• **Exercise instructions**: In the listing below, rename every "cell-end-date" to "cell-expiry-date" and write out all the lines again with nothing else changed.

# Record set start

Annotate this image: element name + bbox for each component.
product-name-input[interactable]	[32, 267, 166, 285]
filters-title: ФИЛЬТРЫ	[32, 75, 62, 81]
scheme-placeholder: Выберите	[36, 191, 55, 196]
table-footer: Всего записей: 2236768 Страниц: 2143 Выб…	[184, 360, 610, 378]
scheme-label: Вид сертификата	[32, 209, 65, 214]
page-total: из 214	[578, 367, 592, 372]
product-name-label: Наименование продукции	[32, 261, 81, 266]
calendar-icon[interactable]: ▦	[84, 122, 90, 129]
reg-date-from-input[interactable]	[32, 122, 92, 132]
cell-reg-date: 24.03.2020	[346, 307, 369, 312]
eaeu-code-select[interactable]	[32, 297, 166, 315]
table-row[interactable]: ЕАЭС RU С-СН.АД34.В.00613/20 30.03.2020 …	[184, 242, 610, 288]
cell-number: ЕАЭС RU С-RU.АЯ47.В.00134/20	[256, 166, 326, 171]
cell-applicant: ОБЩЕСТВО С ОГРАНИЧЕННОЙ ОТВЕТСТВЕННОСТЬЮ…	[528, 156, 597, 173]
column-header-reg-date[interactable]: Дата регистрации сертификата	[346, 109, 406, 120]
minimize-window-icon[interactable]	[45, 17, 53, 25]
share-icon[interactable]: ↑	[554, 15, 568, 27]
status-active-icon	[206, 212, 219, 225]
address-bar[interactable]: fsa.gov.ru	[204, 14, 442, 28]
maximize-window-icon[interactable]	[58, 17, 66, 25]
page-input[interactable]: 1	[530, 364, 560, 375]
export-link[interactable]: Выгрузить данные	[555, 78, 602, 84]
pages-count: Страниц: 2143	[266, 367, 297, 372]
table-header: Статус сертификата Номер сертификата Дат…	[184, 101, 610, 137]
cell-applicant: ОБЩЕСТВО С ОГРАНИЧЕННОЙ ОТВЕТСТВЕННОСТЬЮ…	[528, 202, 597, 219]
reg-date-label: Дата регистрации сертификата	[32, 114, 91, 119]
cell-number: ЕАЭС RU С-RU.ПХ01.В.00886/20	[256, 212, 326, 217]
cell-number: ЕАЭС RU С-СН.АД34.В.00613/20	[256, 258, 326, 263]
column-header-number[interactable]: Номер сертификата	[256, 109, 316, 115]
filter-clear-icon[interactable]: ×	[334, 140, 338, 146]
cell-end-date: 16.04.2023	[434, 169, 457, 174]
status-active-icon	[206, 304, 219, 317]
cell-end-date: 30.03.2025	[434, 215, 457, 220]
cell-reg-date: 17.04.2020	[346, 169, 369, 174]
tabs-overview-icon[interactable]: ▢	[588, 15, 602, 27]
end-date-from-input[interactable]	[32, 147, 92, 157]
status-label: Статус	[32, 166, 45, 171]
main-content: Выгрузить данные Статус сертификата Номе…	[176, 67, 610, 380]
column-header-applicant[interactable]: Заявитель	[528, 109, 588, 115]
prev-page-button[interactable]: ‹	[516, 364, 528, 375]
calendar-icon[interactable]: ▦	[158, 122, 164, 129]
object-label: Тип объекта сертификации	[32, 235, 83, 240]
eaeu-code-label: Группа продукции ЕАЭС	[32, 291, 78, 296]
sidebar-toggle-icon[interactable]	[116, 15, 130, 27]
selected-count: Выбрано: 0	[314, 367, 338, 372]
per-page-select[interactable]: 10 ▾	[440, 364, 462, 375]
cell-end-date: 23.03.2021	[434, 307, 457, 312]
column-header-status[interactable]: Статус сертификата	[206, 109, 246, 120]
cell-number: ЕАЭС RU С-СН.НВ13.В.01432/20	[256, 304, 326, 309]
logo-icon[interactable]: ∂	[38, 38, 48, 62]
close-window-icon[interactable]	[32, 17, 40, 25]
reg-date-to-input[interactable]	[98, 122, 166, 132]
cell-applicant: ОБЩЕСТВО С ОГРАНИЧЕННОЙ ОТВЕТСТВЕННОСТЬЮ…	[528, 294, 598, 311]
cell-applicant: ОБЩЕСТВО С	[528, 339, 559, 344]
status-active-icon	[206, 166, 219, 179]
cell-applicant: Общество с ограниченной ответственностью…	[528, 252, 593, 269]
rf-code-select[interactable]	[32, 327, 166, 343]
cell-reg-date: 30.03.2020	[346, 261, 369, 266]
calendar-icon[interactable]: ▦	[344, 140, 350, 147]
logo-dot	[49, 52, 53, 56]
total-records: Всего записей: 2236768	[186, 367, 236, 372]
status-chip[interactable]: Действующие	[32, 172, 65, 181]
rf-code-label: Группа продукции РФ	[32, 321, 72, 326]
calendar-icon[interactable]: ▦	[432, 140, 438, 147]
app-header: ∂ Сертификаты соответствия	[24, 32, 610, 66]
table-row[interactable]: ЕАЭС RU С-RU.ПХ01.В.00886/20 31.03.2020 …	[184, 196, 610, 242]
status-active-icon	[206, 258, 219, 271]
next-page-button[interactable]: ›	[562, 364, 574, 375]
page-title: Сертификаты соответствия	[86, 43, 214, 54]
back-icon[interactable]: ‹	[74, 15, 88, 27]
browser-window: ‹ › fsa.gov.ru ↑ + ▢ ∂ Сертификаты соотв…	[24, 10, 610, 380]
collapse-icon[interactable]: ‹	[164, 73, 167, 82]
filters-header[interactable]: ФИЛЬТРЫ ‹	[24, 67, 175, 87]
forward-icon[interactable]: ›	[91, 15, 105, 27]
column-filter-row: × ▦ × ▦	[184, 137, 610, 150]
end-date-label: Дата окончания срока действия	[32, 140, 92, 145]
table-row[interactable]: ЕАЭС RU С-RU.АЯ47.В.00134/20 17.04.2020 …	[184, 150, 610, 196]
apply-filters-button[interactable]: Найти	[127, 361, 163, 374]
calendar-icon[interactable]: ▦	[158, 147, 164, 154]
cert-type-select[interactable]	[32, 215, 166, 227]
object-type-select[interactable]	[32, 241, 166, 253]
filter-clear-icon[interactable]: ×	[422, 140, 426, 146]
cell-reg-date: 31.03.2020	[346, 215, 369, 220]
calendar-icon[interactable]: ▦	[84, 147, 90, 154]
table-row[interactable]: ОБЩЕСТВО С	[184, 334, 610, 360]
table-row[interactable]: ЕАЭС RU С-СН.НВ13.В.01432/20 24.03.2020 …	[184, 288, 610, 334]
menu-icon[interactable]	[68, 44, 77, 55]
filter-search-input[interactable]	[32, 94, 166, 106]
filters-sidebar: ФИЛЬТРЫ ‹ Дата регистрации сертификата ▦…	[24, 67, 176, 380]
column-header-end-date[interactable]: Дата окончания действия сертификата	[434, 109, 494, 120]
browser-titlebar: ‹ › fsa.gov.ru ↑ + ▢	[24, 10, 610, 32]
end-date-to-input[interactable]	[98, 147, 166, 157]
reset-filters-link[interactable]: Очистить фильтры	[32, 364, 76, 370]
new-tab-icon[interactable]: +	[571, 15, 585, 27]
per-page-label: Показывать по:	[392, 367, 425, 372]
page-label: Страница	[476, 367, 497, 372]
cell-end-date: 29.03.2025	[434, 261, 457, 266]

# Record set end

• **Solution**:
Annotate this image: element name + bbox for each component.
product-name-input[interactable]	[32, 267, 166, 285]
filters-title: ФИЛЬТРЫ	[32, 75, 62, 81]
scheme-placeholder: Выберите	[36, 191, 55, 196]
table-footer: Всего записей: 2236768 Страниц: 2143 Выб…	[184, 360, 610, 378]
scheme-label: Вид сертификата	[32, 209, 65, 214]
page-total: из 214	[578, 367, 592, 372]
product-name-label: Наименование продукции	[32, 261, 81, 266]
calendar-icon[interactable]: ▦	[84, 122, 90, 129]
reg-date-from-input[interactable]	[32, 122, 92, 132]
cell-reg-date: 24.03.2020	[346, 307, 369, 312]
eaeu-code-select[interactable]	[32, 297, 166, 315]
table-row[interactable]: ЕАЭС RU С-СН.АД34.В.00613/20 30.03.2020 …	[184, 242, 610, 288]
cell-number: ЕАЭС RU С-RU.АЯ47.В.00134/20	[256, 166, 326, 171]
cell-applicant: ОБЩЕСТВО С ОГРАНИЧЕННОЙ ОТВЕТСТВЕННОСТЬЮ…	[528, 156, 597, 173]
column-header-reg-date[interactable]: Дата регистрации сертификата	[346, 109, 406, 120]
minimize-window-icon[interactable]	[45, 17, 53, 25]
share-icon[interactable]: ↑	[554, 15, 568, 27]
status-active-icon	[206, 212, 219, 225]
address-bar[interactable]: fsa.gov.ru	[204, 14, 442, 28]
maximize-window-icon[interactable]	[58, 17, 66, 25]
page-input[interactable]: 1	[530, 364, 560, 375]
export-link[interactable]: Выгрузить данные	[555, 78, 602, 84]
pages-count: Страниц: 2143	[266, 367, 297, 372]
table-header: Статус сертификата Номер сертификата Дат…	[184, 101, 610, 137]
cell-applicant: ОБЩЕСТВО С ОГРАНИЧЕННОЙ ОТВЕТСТВЕННОСТЬЮ…	[528, 202, 597, 219]
reg-date-label: Дата регистрации сертификата	[32, 114, 91, 119]
cell-number: ЕАЭС RU С-RU.ПХ01.В.00886/20	[256, 212, 326, 217]
cell-number: ЕАЭС RU С-СН.АД34.В.00613/20	[256, 258, 326, 263]
column-header-number[interactable]: Номер сертификата	[256, 109, 316, 115]
filter-clear-icon[interactable]: ×	[334, 140, 338, 146]
cell-expiry-date: 16.04.2023	[434, 169, 457, 174]
status-active-icon	[206, 304, 219, 317]
cell-expiry-date: 30.03.2025	[434, 215, 457, 220]
cell-reg-date: 17.04.2020	[346, 169, 369, 174]
tabs-overview-icon[interactable]: ▢	[588, 15, 602, 27]
end-date-from-input[interactable]	[32, 147, 92, 157]
status-label: Статус	[32, 166, 45, 171]
main-content: Выгрузить данные Статус сертификата Номе…	[176, 67, 610, 380]
column-header-applicant[interactable]: Заявитель	[528, 109, 588, 115]
prev-page-button[interactable]: ‹	[516, 364, 528, 375]
calendar-icon[interactable]: ▦	[158, 122, 164, 129]
object-label: Тип объекта сертификации	[32, 235, 83, 240]
eaeu-code-label: Группа продукции ЕАЭС	[32, 291, 78, 296]
sidebar-toggle-icon[interactable]	[116, 15, 130, 27]
selected-count: Выбрано: 0	[314, 367, 338, 372]
per-page-select[interactable]: 10 ▾	[440, 364, 462, 375]
cell-expiry-date: 23.03.2021	[434, 307, 457, 312]
column-header-status[interactable]: Статус сертификата	[206, 109, 246, 120]
cell-number: ЕАЭС RU С-СН.НВ13.В.01432/20	[256, 304, 326, 309]
logo-icon[interactable]: ∂	[38, 38, 48, 62]
close-window-icon[interactable]	[32, 17, 40, 25]
reg-date-to-input[interactable]	[98, 122, 166, 132]
cell-applicant: ОБЩЕСТВО С ОГРАНИЧЕННОЙ ОТВЕТСТВЕННОСТЬЮ…	[528, 294, 598, 311]
cell-applicant: ОБЩЕСТВО С	[528, 339, 559, 344]
status-active-icon	[206, 166, 219, 179]
cell-applicant: Общество с ограниченной ответственностью…	[528, 252, 593, 269]
rf-code-select[interactable]	[32, 327, 166, 343]
cell-reg-date: 30.03.2020	[346, 261, 369, 266]
calendar-icon[interactable]: ▦	[344, 140, 350, 147]
logo-dot	[49, 52, 53, 56]
total-records: Всего записей: 2236768	[186, 367, 236, 372]
status-chip[interactable]: Действующие	[32, 172, 65, 181]
rf-code-label: Группа продукции РФ	[32, 321, 72, 326]
calendar-icon[interactable]: ▦	[432, 140, 438, 147]
app-header: ∂ Сертификаты соответствия	[24, 32, 610, 66]
table-row[interactable]: ЕАЭС RU С-RU.ПХ01.В.00886/20 31.03.2020 …	[184, 196, 610, 242]
status-active-icon	[206, 258, 219, 271]
next-page-button[interactable]: ›	[562, 364, 574, 375]
page-title: Сертификаты соответствия	[86, 43, 214, 54]
back-icon[interactable]: ‹	[74, 15, 88, 27]
browser-window: ‹ › fsa.gov.ru ↑ + ▢ ∂ Сертификаты соотв…	[24, 10, 610, 380]
collapse-icon[interactable]: ‹	[164, 73, 167, 82]
filters-header[interactable]: ФИЛЬТРЫ ‹	[24, 67, 175, 87]
forward-icon[interactable]: ›	[91, 15, 105, 27]
column-filter-row: × ▦ × ▦	[184, 137, 610, 150]
end-date-label: Дата окончания срока действия	[32, 140, 92, 145]
table-row[interactable]: ЕАЭС RU С-RU.АЯ47.В.00134/20 17.04.2020 …	[184, 150, 610, 196]
apply-filters-button[interactable]: Найти	[127, 361, 163, 374]
calendar-icon[interactable]: ▦	[158, 147, 164, 154]
cert-type-select[interactable]	[32, 215, 166, 227]
object-type-select[interactable]	[32, 241, 166, 253]
filter-clear-icon[interactable]: ×	[422, 140, 426, 146]
cell-reg-date: 31.03.2020	[346, 215, 369, 220]
calendar-icon[interactable]: ▦	[84, 147, 90, 154]
table-row[interactable]: ОБЩЕСТВО С	[184, 334, 610, 360]
table-row[interactable]: ЕАЭС RU С-СН.НВ13.В.01432/20 24.03.2020 …	[184, 288, 610, 334]
menu-icon[interactable]	[68, 44, 77, 55]
filter-search-input[interactable]	[32, 94, 166, 106]
filters-sidebar: ФИЛЬТРЫ ‹ Дата регистрации сертификата ▦…	[24, 67, 176, 380]
column-header-end-date[interactable]: Дата окончания действия сертификата	[434, 109, 494, 120]
browser-titlebar: ‹ › fsa.gov.ru ↑ + ▢	[24, 10, 610, 32]
end-date-to-input[interactable]	[98, 147, 166, 157]
reset-filters-link[interactable]: Очистить фильтры	[32, 364, 76, 370]
new-tab-icon[interactable]: +	[571, 15, 585, 27]
per-page-label: Показывать по:	[392, 367, 425, 372]
page-label: Страница	[476, 367, 497, 372]
cell-expiry-date: 29.03.2025	[434, 261, 457, 266]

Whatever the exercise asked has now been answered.